*Required work*:
Transcribe the data that follows precisely, omitting nothing.

*Records supplied*:
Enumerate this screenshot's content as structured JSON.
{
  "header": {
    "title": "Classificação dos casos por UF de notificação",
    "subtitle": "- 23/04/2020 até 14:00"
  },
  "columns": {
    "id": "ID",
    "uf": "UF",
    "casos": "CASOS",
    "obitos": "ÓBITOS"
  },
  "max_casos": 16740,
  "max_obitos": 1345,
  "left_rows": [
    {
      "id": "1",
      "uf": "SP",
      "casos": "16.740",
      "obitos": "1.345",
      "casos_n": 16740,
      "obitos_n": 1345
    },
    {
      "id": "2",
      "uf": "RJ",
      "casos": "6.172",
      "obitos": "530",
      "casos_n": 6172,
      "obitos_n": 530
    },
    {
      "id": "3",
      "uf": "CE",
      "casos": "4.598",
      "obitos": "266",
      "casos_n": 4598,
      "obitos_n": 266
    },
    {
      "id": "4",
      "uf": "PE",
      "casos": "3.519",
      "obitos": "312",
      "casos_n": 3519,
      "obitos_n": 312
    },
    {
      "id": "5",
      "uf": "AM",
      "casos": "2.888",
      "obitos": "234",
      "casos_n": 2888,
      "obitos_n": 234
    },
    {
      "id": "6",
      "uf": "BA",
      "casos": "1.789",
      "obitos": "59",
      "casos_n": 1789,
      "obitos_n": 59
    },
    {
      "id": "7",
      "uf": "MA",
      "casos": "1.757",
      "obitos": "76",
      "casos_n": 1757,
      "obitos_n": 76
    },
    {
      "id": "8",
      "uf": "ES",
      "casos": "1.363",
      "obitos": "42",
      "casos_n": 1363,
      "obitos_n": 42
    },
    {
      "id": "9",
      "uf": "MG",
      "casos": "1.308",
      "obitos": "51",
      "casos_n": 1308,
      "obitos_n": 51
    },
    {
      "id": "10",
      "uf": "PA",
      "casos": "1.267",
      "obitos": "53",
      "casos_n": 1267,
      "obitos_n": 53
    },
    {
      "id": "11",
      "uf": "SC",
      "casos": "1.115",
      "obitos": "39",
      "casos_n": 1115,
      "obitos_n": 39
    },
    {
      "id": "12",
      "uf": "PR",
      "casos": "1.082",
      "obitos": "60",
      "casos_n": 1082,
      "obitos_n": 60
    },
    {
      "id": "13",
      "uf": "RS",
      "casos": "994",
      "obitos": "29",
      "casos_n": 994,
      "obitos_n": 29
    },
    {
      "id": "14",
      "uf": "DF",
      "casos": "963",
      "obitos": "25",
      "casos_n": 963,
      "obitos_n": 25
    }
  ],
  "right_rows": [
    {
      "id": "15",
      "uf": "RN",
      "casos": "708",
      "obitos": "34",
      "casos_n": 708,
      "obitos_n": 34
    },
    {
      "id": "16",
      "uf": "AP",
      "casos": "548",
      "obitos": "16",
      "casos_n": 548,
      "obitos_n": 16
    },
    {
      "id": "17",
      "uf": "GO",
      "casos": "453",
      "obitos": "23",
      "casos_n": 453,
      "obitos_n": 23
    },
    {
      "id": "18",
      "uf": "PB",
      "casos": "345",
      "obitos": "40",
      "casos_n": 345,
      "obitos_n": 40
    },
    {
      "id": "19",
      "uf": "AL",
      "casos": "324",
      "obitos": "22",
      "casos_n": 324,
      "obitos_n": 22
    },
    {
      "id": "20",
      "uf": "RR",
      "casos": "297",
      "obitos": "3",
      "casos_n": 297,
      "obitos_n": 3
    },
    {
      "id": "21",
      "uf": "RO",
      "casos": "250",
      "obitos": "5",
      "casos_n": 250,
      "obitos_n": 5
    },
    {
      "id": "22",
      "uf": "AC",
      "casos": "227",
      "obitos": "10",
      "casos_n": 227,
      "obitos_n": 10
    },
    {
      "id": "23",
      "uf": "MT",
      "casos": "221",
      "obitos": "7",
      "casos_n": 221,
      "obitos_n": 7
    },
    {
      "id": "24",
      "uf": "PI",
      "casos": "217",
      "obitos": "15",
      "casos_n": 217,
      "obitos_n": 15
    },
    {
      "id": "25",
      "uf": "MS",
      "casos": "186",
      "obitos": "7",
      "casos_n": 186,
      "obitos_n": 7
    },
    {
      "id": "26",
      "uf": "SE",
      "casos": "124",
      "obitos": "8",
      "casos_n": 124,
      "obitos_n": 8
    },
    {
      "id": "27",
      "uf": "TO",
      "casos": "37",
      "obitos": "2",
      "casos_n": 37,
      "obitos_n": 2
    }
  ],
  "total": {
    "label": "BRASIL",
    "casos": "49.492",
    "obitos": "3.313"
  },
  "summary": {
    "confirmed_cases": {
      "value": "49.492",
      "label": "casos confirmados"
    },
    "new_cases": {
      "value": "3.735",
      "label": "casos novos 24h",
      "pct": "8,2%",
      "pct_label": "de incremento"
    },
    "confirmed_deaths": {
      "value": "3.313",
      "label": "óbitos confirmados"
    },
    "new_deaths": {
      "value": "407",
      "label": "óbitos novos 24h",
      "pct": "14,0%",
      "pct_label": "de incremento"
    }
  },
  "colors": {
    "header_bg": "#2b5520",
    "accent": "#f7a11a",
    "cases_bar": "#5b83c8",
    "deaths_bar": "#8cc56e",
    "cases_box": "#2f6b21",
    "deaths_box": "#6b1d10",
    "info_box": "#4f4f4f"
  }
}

*Exercise answer*:
Enumerate this screenshot's content as structured JSON.
{
  "header": {
    "title": "Classificação dos casos por UF de notificação",
    "subtitle": "- 23/04/2020 até 14:00"
  },
  "columns": {
    "id": "ID",
    "uf": "UF",
    "casos": "CASOS",
    "obitos": "ÓBITOS"
  },
  "max_casos": 16740,
  "max_obitos": 1345,
  "left_rows": [
    {
      "id": "1",
      "uf": "SP",
      "casos": "16.740",
      "obitos": "1.345",
      "casos_n": 16740,
      "obitos_n": 1345
    },
    {
      "id": "2",
      "uf": "RJ",
      "casos": "6.172",
      "obitos": "530",
      "casos_n": 6172,
      "obitos_n": 530
    },
    {
      "id": "3",
      "uf": "CE",
      "casos": "4.598",
      "obitos": "266",
      "casos_n": 4598,
      "obitos_n": 266
    },
    {
      "id": "4",
      "uf": "PE",
      "casos": "3.519",
      "obitos": "312",
      "casos_n": 3519,
      "obitos_n": 312
    },
    {
      "id": "5",
      "uf": "AM",
      "casos": "2.888",
      "obitos": "234",
      "casos_n": 2888,
      "obitos_n": 234
    },
    {
      "id": "6",
      "uf": "BA",
      "casos": "1.789",
      "obitos": "59",
      "casos_n": 1789,
      "obitos_n": 59
    },
    {
      "id": "7",
      "uf": "MA",
      "casos": "1.757",
      "obitos": "76",
      "casos_n": 1757,
      "obitos_n": 76
    },
    {
      "id": "8",
      "uf": "ES",
      "casos": "1.363",
      "obitos": "42",
      "casos_n": 1363,
      "obitos_n": 42
    },
    {
      "id": "9",
      "uf": "MG",
      "casos": "1.308",
      "obitos": "51",
      "casos_n": 1308,
      "obitos_n": 51
    },
    {
      "id": "10",
      "uf": "PA",
      "casos": "1.267",
      "obitos": "53",
      "casos_n": 1267,
      "obitos_n": 53
    },
    {
      "id": "11",
      "uf": "SC",
      "casos": "1.115",
      "obitos": "39",
      "casos_n": 1115,
      "obitos_n": 39
    },
    {
      "id": "12",
      "uf": "PR",
      "casos": "1.082",
      "obitos": "60",
      "casos_n": 1082,
      "obitos_n": 60
    },
    {
      "id": "13",
      "uf": "RS",
      "casos": "994",
      "obitos": "29",
      "casos_n": 994,
      "obitos_n": 29
    },
    {
      "id": "14",
      "uf": "DF",
      "casos": "963",
      "obitos": "25",
      "casos_n": 963,
      "obitos_n": 25
    }
  ],
  "right_rows": [
    {
      "id": "15",
      "uf": "RN",
      "casos": "708",
      "obitos": "34",
      "casos_n": 708,
      "obitos_n": 34
    },
    {
      "id": "16",
      "uf": "AP",
      "casos": "548",
      "obitos": "16",
      "casos_n": 548,
      "obitos_n": 16
    },
    {
      "id": "17",
      "uf": "GO",
      "casos": "453",
      "obitos": "23",
      "casos_n": 453,
      "obitos_n": 23
    },
    {
      "id": "18",
      "uf": "PB",
      "casos": "345",
      "obitos": "40",
      "casos_n": 345,
      "obitos_n": 40
    },
    {
      "id": "19",
      "uf": "AL",
      "casos": "324",
      "obitos": "22",
      "casos_n": 324,
      "obitos_n": 22
    },
    {
      "id": "20",
      "uf": "RR",
      "casos": "297",
      "obitos": "3",
      "casos_n": 297,
      "obitos_n": 3
    },
    {
      "id": "21",
      "uf": "RO",
      "casos": "250",
      "obitos": "5",
      "casos_n": 250,
      "obitos_n": 5
    },
    {
      "id": "22",
      "uf": "AC",
      "casos": "227",
      "obitos": "10",
      "casos_n": 227,
      "obitos_n": 10
    },
    {
      "id": "23",
      "uf": "MT",
      "casos": "221",
      "obitos": "7",
      "casos_n": 221,
      "obitos_n": 7
    },
    {
      "id": "24",
      "uf": "PI",
      "casos": "217",
      "obitos": "15",
      "casos_n": 217,
      "obitos_n": 15
    },
    {
      "id": "25",
      "uf": "MS",
      "casos": "186",
      "obitos": "7",
      "casos_n": 186,
      "obitos_n": 7
    },
    {
      "id": "26",
      "uf": "SE",
      "casos": "124",
      "obitos": "8",
      "casos_n": 124,
      "obitos_n": 8
    },
    {
      "id": "27",
      "uf": "TO",
      "casos": "37",
      "obitos": "2",
      "casos_n": 37,
      "obitos_n": 2
    }
  ],
  "total": {
    "label": "BRASIL",
    "casos": "49.492",
    "obitos": "3.313"
  },
  "summary": {
    "confirmed_cases": {
      "value": "49.492",
      "label": "casos confirmados"
    },
    "new_cases": {
      "value": "3.735",
      "label": "casos novos 24h",
      "pct": "8,2%",
      "pct_label": "de incremento"
    },
    "confirmed_deaths": {
      "value": "3.313",
      "label": "óbitos confirmados"
    },
    "new_deaths": {
      "value": "407",
      "label": "óbitos novos 24h",
      "pct": "14,0%",
      "pct_label": "de incremento"
    }
  },
  "colors": {
    "header_bg": "#2b5520",
    "accent": "#f7a11a",
    "cases_bar": "#5b83c8",
    "deaths_bar": "#8cc56e",
    "cases_box": "#2f6b21",
    "deaths_box": "#6b1d10",
    "info_box": "#4f4f4f"
  }
}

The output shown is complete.